Affirmed and Memorandum Opinion filed May 12, 2015.
In The
Fourteenth Court of Appeals
NO. 14-13-00818-CR
ANTHONY EARL WASHINGTON, Appellant
V.
THE STATE OF TEXAS, Appellee
On Appeal from the 248th District Court
Harris County, Texas
Trial Court Cause No. 1373285
MEMORANDUM OPINION
The question in this case is whether the trial court reversibly erred when it
made a preliminary ruling that appellant could be impeached with evidence of his
prior convictions. Because appellant did not testify during his trial, the
impeachment evidence was never actually admitted. Accordingly, we conclude that
nothing was preserved for appellate review. Without reaching the merits of
appellant’s complaint, we affirm the trial court’s judgment.
BACKGROUND
Appellant was charged with aggravated assault with a deadly weapon. After
the State produced its evidence and closed its case-in-chief, appellant moved for a
Theus hearing to determine whether he could testify free from impeachment. The
trial court granted the motion, and the hearing was held outside the presence of the
jury.

Brief 1> In the records, rewrite the lines from the one with "- legend-item-3: Forfaits" up to and including the one with "- series-line-1: [84, 121, 1038, 252]", replacing "data-point-marker" with "point-marker" and leaving everything else unchanged.

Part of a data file
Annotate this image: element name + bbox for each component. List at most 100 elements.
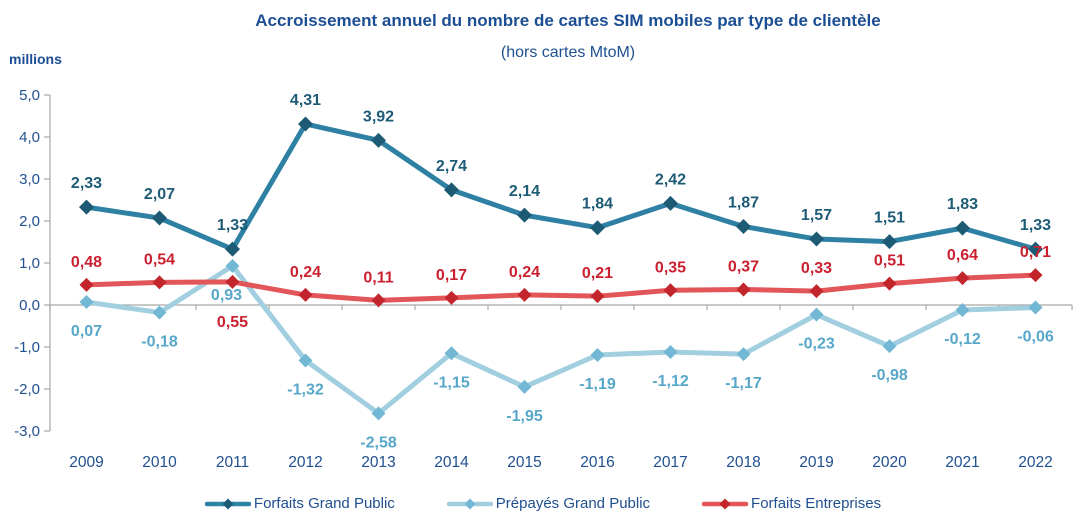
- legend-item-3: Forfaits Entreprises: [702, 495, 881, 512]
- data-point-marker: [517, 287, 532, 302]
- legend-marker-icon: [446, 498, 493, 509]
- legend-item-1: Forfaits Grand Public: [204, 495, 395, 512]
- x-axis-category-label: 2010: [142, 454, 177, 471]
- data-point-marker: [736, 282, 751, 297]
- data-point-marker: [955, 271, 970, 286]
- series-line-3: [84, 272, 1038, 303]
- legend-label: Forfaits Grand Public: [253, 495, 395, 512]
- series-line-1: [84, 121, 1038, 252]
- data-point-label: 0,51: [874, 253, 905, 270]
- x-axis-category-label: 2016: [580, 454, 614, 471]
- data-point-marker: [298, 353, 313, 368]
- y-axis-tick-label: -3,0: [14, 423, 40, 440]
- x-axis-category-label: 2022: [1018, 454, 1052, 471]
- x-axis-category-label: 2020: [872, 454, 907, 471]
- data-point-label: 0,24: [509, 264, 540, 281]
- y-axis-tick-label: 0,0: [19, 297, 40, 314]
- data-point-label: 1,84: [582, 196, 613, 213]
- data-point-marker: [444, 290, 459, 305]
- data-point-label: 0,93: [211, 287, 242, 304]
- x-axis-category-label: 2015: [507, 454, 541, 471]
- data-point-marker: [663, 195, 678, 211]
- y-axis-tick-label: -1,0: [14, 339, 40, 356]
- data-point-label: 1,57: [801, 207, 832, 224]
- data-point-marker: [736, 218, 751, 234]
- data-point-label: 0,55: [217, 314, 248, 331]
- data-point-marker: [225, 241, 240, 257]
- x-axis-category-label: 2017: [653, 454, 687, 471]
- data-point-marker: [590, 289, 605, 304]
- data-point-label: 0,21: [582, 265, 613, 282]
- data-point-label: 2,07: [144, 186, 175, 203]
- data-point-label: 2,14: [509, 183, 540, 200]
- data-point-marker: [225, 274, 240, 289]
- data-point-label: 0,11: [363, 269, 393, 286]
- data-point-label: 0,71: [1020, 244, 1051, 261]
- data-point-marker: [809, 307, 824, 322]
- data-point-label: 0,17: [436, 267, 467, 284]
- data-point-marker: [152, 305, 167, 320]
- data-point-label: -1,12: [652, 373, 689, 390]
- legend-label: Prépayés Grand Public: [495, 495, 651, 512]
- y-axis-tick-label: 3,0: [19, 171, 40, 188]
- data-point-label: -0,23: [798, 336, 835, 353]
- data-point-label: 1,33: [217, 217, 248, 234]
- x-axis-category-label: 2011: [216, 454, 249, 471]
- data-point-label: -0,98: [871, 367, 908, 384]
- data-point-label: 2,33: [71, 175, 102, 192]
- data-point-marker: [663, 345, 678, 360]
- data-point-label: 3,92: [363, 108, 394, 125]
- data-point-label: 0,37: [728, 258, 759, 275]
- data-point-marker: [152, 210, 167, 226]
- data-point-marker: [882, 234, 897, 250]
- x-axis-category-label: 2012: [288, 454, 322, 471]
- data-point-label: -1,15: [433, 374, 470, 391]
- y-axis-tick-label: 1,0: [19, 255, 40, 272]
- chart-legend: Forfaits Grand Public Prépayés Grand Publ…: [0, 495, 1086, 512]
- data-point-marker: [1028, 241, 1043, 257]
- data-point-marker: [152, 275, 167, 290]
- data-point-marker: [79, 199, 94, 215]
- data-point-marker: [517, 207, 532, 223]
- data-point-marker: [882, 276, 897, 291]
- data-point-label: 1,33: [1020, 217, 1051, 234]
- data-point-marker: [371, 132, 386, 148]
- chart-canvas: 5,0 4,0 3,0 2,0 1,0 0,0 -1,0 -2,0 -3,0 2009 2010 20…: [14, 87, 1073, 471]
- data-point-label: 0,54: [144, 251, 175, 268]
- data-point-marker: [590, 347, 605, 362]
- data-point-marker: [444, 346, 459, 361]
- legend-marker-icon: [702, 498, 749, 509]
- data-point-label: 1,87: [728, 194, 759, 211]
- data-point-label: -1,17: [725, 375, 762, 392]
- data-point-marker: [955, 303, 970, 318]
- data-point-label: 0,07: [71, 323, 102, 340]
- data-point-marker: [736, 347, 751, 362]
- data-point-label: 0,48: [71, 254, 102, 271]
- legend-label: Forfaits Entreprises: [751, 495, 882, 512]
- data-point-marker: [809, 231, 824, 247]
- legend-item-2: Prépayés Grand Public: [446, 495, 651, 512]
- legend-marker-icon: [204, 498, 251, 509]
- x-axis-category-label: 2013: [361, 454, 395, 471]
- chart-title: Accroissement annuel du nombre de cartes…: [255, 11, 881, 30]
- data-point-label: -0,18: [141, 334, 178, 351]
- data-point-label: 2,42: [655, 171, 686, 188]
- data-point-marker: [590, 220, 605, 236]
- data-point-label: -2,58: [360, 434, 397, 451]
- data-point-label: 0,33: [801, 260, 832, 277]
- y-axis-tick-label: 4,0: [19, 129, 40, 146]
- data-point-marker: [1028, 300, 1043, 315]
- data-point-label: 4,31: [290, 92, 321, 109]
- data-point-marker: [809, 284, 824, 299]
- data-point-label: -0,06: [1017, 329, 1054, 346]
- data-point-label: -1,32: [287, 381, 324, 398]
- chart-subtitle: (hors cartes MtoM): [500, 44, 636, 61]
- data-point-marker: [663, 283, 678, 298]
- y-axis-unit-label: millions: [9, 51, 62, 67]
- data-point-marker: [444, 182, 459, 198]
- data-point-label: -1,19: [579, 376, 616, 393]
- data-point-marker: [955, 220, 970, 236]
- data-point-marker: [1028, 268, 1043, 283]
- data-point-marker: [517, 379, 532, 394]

Brief 2> Please state the charge against the appellant, according to the court opinion.

Task answer 1>
- legend-item-3: Forfaits Entreprises: [702, 495, 881, 512]
- point-marker: [517, 287, 532, 302]
- legend-marker-icon: [446, 498, 493, 509]
- legend-item-1: Forfaits Grand Public: [204, 495, 395, 512]
- x-axis-category-label: 2010: [142, 454, 177, 471]
- point-marker: [736, 282, 751, 297]
- point-marker: [955, 271, 970, 286]
- series-line-3: [84, 272, 1038, 303]
- legend-label: Forfaits Grand Public: [253, 495, 395, 512]
- series-line-1: [84, 121, 1038, 252]

Task answer 2> Aggravated assault with a deadly weapon.